PROBLEM REQUIREMENTS - List each line in which the string "title" appears.

INFORMATION GIVEN -
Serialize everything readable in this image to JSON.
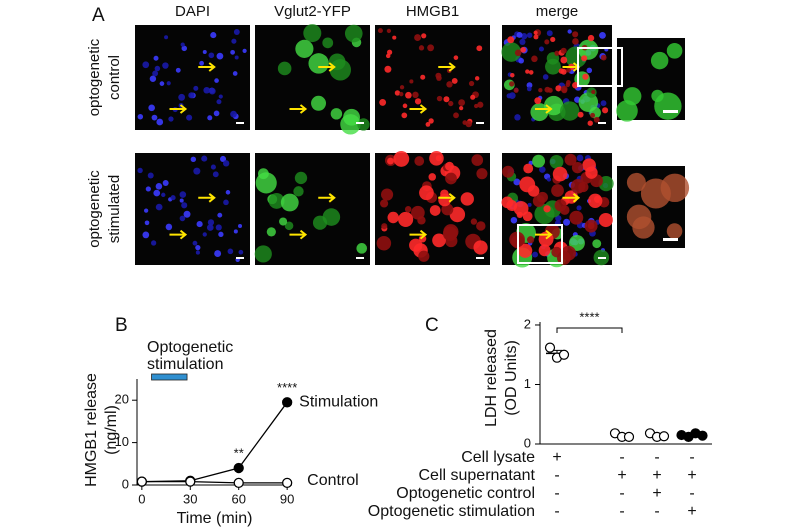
{
  "panel_a": {
    "label": "A",
    "columns": [
      "DAPI",
      "Vglut2-YFP",
      "HMGB1",
      "merge"
    ],
    "rows": [
      [
        "optogenetic",
        "control"
      ],
      [
        "optogenetic",
        "stimulated"
      ]
    ]
  },
  "chart_data": [
    {
      "type": "line",
      "panel_label": "B",
      "ylabel": [
        "HMGB1 release",
        "(ng/ml)"
      ],
      "xlabel": "Time (min)",
      "x": [
        0,
        30,
        60,
        90
      ],
      "series": [
        {
          "name": "Stimulation",
          "color": "#000000",
          "filled": true,
          "values": [
            0.8,
            1,
            4,
            19.5
          ]
        },
        {
          "name": "Control",
          "color": "#000000",
          "filled": false,
          "values": [
            0.8,
            0.8,
            0.5,
            0.5
          ]
        }
      ],
      "significance": [
        {
          "x": 60,
          "label": "**"
        },
        {
          "x": 90,
          "label": "****"
        }
      ],
      "stimulation": {
        "label": [
          "Optogenetic",
          "stimulation"
        ],
        "start": 6,
        "end": 28,
        "color": "#2f8fd0"
      },
      "xlim": [
        -3,
        93
      ],
      "xticks": [
        0,
        30,
        60,
        90
      ],
      "ylim": [
        0,
        25
      ],
      "yticks": [
        0,
        10,
        20
      ]
    },
    {
      "type": "dotplot",
      "panel_label": "C",
      "ylabel": [
        "LDH released",
        "(OD Units)"
      ],
      "groups": [
        {
          "filled": false,
          "values": [
            1.62,
            1.45,
            1.5
          ]
        },
        {
          "filled": false,
          "values": [
            0.18,
            0.12,
            0.12
          ]
        },
        {
          "filled": false,
          "values": [
            0.18,
            0.12,
            0.13
          ]
        },
        {
          "filled": true,
          "values": [
            0.15,
            0.12,
            0.18,
            0.14
          ]
        }
      ],
      "significance": {
        "groups": [
          0,
          1
        ],
        "label": "****"
      },
      "ylim": [
        0,
        2.05
      ],
      "yticks": [
        0,
        1,
        2
      ],
      "conditions": [
        {
          "label": "Cell lysate",
          "marks": [
            "+",
            "-",
            "-",
            "-"
          ]
        },
        {
          "label": "Cell supernatant",
          "marks": [
            "-",
            "+",
            "+",
            "+"
          ]
        },
        {
          "label": "Optogenetic control",
          "marks": [
            "-",
            "-",
            "+",
            "-"
          ]
        },
        {
          "label": "Optogenetic stimulation",
          "marks": [
            "-",
            "-",
            "-",
            "+"
          ]
        }
      ]
    }
  ]
}
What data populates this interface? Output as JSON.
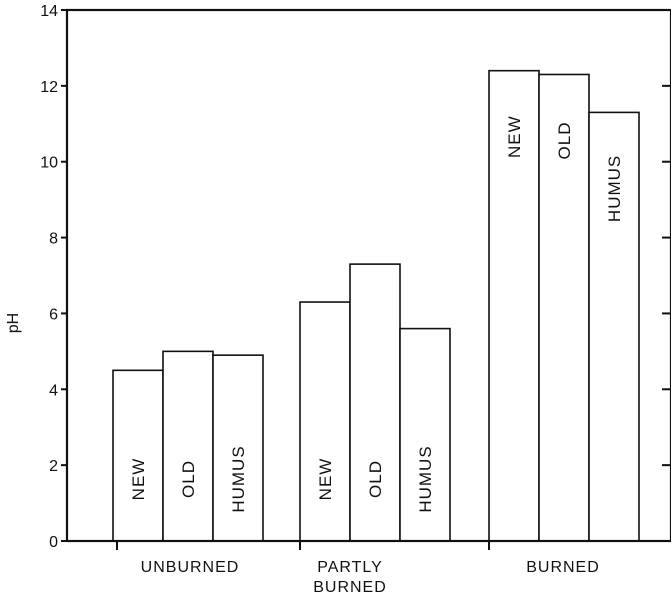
{
  "chart_data": {
    "type": "bar",
    "ylabel": "pH",
    "ylim": [
      0,
      14
    ],
    "yticks": [
      0,
      2,
      4,
      6,
      8,
      10,
      12,
      14
    ],
    "categories": [
      {
        "label_lines": [
          "UNBURNED"
        ],
        "bars": [
          {
            "label": "NEW",
            "value": 4.5
          },
          {
            "label": "OLD",
            "value": 5.0
          },
          {
            "label": "HUMUS",
            "value": 4.9
          }
        ]
      },
      {
        "label_lines": [
          "PARTLY",
          "BURNED"
        ],
        "bars": [
          {
            "label": "NEW",
            "value": 6.3
          },
          {
            "label": "OLD",
            "value": 7.3
          },
          {
            "label": "HUMUS",
            "value": 5.6
          }
        ]
      },
      {
        "label_lines": [
          "BURNED"
        ],
        "bars": [
          {
            "label": "NEW",
            "value": 12.4
          },
          {
            "label": "OLD",
            "value": 12.3
          },
          {
            "label": "HUMUS",
            "value": 11.3
          }
        ]
      }
    ],
    "grid": false,
    "legend": "none"
  }
}
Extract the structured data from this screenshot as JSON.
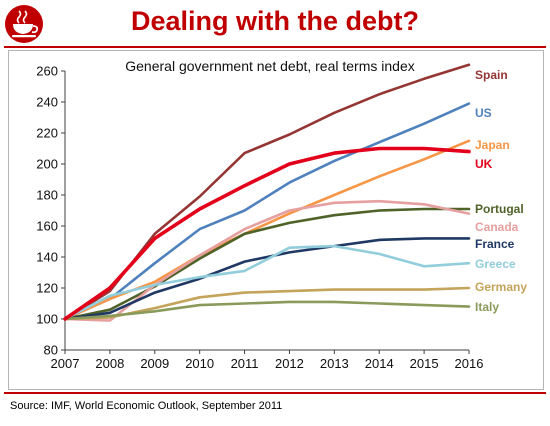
{
  "header": {
    "title": "Dealing with the debt?",
    "logo_icon": "teacup-icon",
    "accent": "#c00000"
  },
  "footer": {
    "source": "Source: IMF, World Economic Outlook, September 2011"
  },
  "chart_data": {
    "type": "line",
    "title": "General government net debt, real terms index",
    "xlabel": "",
    "ylabel": "",
    "x": [
      2007,
      2008,
      2009,
      2010,
      2011,
      2012,
      2013,
      2014,
      2015,
      2016
    ],
    "ylim": [
      80,
      260
    ],
    "yticks": [
      80,
      100,
      120,
      140,
      160,
      180,
      200,
      220,
      240,
      260
    ],
    "grid": false,
    "legend": "right-end labels",
    "series": [
      {
        "name": "Spain",
        "color": "#943634",
        "values": [
          100,
          118,
          155,
          179,
          207,
          219,
          233,
          245,
          255,
          264
        ]
      },
      {
        "name": "US",
        "color": "#4f81bd",
        "values": [
          100,
          113,
          136,
          158,
          170,
          188,
          202,
          214,
          226,
          239
        ]
      },
      {
        "name": "Japan",
        "color": "#f79646",
        "values": [
          100,
          113,
          124,
          141,
          155,
          168,
          180,
          192,
          203,
          215
        ]
      },
      {
        "name": "UK",
        "color": "#e3001b",
        "values": [
          100,
          120,
          152,
          171,
          186,
          200,
          207,
          210,
          210,
          208
        ]
      },
      {
        "name": "Portugal",
        "color": "#4f6228",
        "values": [
          100,
          106,
          121,
          139,
          155,
          162,
          167,
          170,
          171,
          171
        ]
      },
      {
        "name": "Canada",
        "color": "#e6a0a0",
        "values": [
          100,
          99,
          122,
          141,
          158,
          170,
          175,
          176,
          174,
          168
        ]
      },
      {
        "name": "France",
        "color": "#1f3864",
        "values": [
          100,
          104,
          117,
          126,
          137,
          143,
          147,
          151,
          152,
          152
        ]
      },
      {
        "name": "Greece",
        "color": "#92cddc",
        "values": [
          100,
          115,
          122,
          127,
          131,
          146,
          147,
          142,
          134,
          136
        ]
      },
      {
        "name": "Germany",
        "color": "#c4a35a",
        "values": [
          100,
          101,
          107,
          114,
          117,
          118,
          119,
          119,
          119,
          120
        ]
      },
      {
        "name": "Italy",
        "color": "#8a9a5b",
        "values": [
          100,
          102,
          105,
          109,
          110,
          111,
          111,
          110,
          109,
          108
        ]
      }
    ]
  }
}
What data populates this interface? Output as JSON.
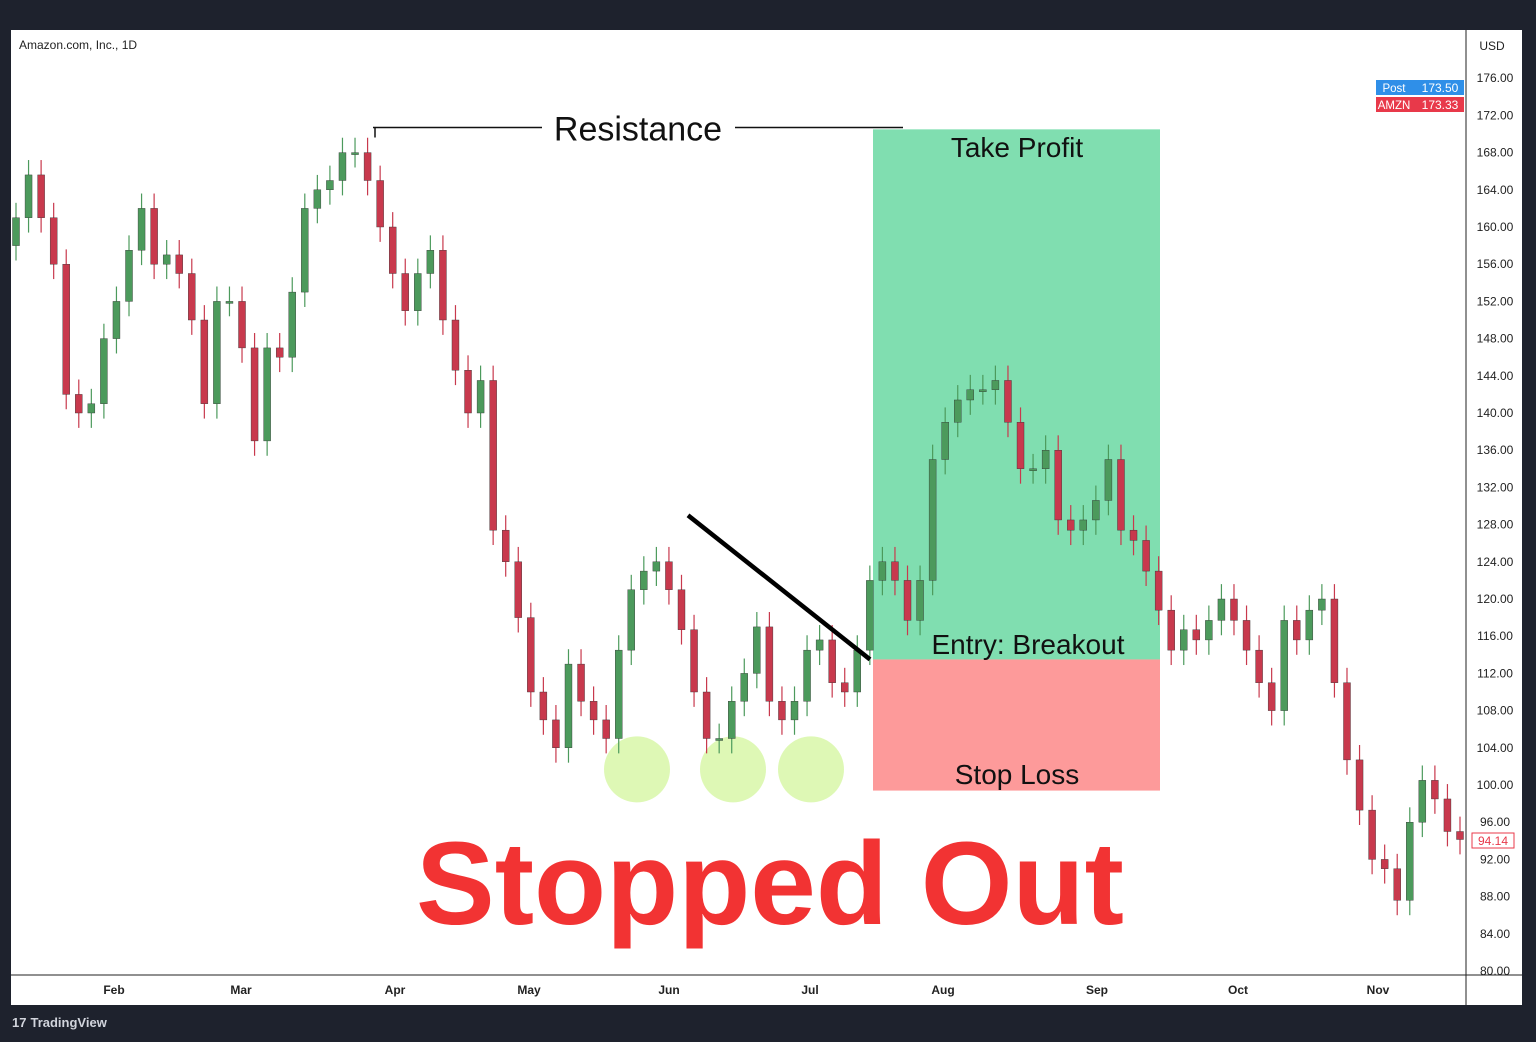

FULL SOLUTION -
    "title": "Dealing with the debt?",
    "title": "General government net debt, real terms index",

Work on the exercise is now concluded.